* Set task *
Transcribe all the entries word for word, omitting any pictures they contain.

* Dataset records *
=====
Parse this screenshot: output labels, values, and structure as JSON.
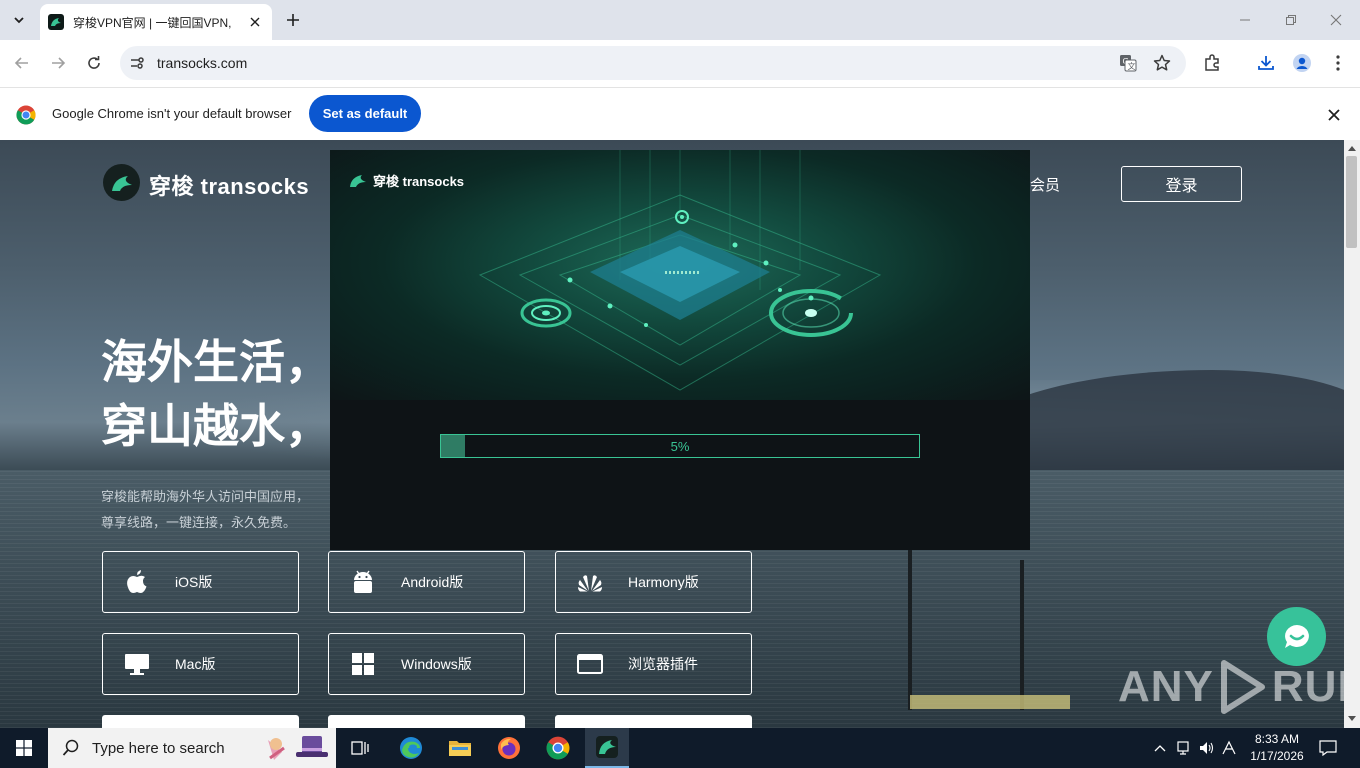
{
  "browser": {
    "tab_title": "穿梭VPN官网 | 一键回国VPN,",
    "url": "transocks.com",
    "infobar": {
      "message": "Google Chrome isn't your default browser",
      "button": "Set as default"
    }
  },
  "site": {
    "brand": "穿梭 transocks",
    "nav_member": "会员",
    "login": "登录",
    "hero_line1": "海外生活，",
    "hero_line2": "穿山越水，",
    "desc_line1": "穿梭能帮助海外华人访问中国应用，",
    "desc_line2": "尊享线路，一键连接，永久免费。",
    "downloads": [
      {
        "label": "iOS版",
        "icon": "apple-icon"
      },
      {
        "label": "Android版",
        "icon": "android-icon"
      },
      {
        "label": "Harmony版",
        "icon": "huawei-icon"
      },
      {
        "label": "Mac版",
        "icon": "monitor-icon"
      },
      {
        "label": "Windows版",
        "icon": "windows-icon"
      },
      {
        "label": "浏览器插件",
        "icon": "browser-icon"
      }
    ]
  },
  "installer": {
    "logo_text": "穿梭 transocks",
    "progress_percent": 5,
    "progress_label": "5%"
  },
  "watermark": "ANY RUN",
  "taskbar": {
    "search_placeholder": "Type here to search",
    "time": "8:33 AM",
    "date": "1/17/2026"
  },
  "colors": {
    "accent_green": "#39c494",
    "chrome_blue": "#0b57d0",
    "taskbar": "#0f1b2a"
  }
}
=====
* Solution for this task *
Parse this screenshot: output labels, values, and structure as JSON.
{
  "browser": {
    "tab_title": "穿梭VPN官网 | 一键回国VPN,",
    "url": "transocks.com",
    "infobar": {
      "message": "Google Chrome isn't your default browser",
      "button": "Set as default"
    }
  },
  "site": {
    "brand": "穿梭 transocks",
    "nav_member": "会员",
    "login": "登录",
    "hero_line1": "海外生活，",
    "hero_line2": "穿山越水，",
    "desc_line1": "穿梭能帮助海外华人访问中国应用，",
    "desc_line2": "尊享线路，一键连接，永久免费。",
    "downloads": [
      {
        "label": "iOS版",
        "icon": "apple-icon"
      },
      {
        "label": "Android版",
        "icon": "android-icon"
      },
      {
        "label": "Harmony版",
        "icon": "huawei-icon"
      },
      {
        "label": "Mac版",
        "icon": "monitor-icon"
      },
      {
        "label": "Windows版",
        "icon": "windows-icon"
      },
      {
        "label": "浏览器插件",
        "icon": "browser-icon"
      }
    ]
  },
  "installer": {
    "logo_text": "穿梭 transocks",
    "progress_percent": 5,
    "progress_label": "5%"
  },
  "watermark": "ANY RUN",
  "taskbar": {
    "search_placeholder": "Type here to search",
    "time": "8:33 AM",
    "date": "1/17/2026"
  },
  "colors": {
    "accent_green": "#39c494",
    "chrome_blue": "#0b57d0",
    "taskbar": "#0f1b2a"
  }
}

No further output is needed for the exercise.